Set down, in full, every record in the block.

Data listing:
—————
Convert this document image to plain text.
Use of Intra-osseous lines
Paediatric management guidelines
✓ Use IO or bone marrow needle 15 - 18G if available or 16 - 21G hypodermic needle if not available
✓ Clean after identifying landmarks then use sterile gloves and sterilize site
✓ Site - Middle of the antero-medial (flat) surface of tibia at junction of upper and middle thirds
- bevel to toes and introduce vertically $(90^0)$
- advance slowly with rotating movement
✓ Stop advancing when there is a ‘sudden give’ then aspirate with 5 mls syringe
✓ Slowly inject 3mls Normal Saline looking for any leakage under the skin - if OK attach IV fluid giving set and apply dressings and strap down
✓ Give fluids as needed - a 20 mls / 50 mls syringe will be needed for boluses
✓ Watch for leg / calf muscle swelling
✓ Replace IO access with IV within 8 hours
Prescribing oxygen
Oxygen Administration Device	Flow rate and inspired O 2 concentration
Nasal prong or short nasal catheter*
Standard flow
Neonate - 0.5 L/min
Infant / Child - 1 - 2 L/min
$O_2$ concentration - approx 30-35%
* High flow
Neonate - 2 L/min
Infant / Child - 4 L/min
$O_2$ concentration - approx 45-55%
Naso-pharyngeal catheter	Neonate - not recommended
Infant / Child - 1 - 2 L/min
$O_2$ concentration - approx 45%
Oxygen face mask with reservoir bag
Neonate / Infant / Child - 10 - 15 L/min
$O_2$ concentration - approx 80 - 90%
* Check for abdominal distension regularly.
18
—————
_Result_:
Convert this document image to plain text.
Use of Intra-osseous lines
Paediatric management guidelines
✓ Use IO or bone marrow needle 15 - 18G if available or 16 - 21G hypodermic needle if not available
✓ Clean after identifying landmarks then use sterile gloves and sterilize site
✓ Site - Middle of the antero-medial (flat) surface of tibia at junction of upper and middle thirds
- bevel to toes and introduce vertically $(90^0)$
- advance slowly with rotating movement
✓ Stop advancing when there is a ‘sudden give’ then aspirate with 5 mls syringe
✓ Slowly inject 3mls Normal Saline looking for any leakage under the skin - if OK attach IV fluid giving set and apply dressings and strap down
✓ Give fluids as needed - a 20 mls / 50 mls syringe will be needed for boluses
✓ Watch for leg / calf muscle swelling
✓ Replace IO access with IV within 8 hours
Prescribing oxygen
Oxygen Administration Device	Flow rate and inspired O 2 concentration
Nasal prong or short nasal catheter*
Standard flow
Neonate - 0.5 L/min
Infant / Child - 1 - 2 L/min
$O_2$ concentration - approx 30-35%
* High flow
Neonate - 2 L/min
Infant / Child - 4 L/min
$O_2$ concentration - approx 45-55%
Naso-pharyngeal catheter	Neonate - not recommended
Infant / Child - 1 - 2 L/min
$O_2$ concentration - approx 45%
Oxygen face mask with reservoir bag
Neonate / Infant / Child - 10 - 15 L/min
$O_2$ concentration - approx 80 - 90%
* Check for abdominal distension regularly.
18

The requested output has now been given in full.